## Goal:
Where a line below holds the string "label", copy that line.
--- Begin ---
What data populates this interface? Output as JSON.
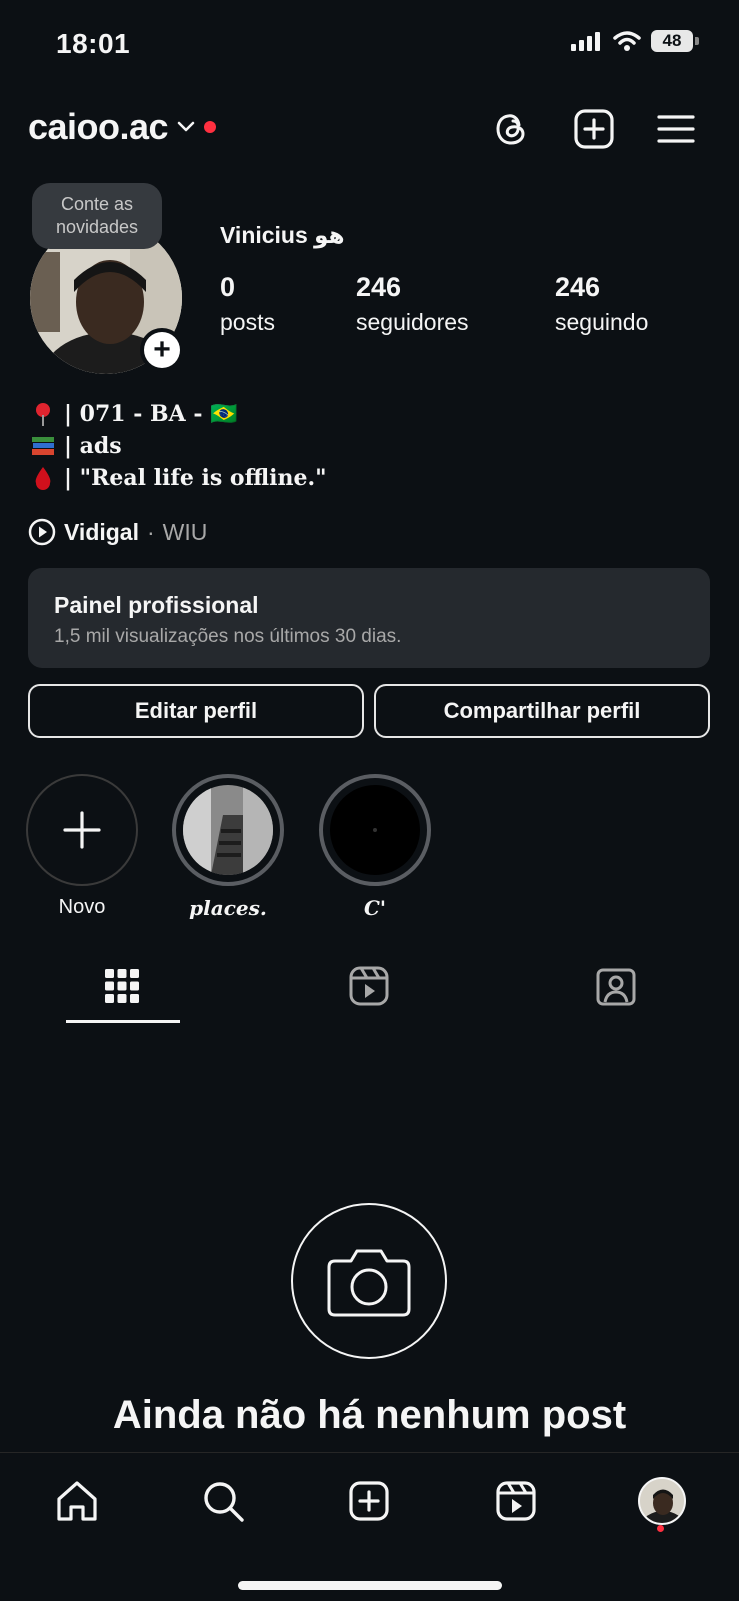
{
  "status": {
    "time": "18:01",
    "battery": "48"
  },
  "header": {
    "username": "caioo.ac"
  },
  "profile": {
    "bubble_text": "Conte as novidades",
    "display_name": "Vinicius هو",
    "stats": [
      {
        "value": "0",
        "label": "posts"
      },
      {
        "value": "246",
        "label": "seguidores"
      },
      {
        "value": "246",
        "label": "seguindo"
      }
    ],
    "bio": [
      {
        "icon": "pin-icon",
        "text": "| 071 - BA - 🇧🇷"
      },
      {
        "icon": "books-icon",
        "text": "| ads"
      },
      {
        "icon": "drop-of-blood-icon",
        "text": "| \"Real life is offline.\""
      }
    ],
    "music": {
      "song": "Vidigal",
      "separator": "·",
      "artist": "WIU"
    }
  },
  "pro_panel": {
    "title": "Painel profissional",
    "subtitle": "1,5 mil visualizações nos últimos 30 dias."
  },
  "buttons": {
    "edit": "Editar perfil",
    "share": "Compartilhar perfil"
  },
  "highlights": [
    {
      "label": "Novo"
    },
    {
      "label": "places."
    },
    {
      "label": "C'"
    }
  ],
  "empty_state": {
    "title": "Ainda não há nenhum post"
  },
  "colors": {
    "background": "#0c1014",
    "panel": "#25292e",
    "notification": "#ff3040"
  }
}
--- End ---
## Result for this exercise:
        "label": "posts"
        "label": "seguidores"
        "label": "seguindo"
      "label": "Novo"
      "label": "places."
      "label": "C'"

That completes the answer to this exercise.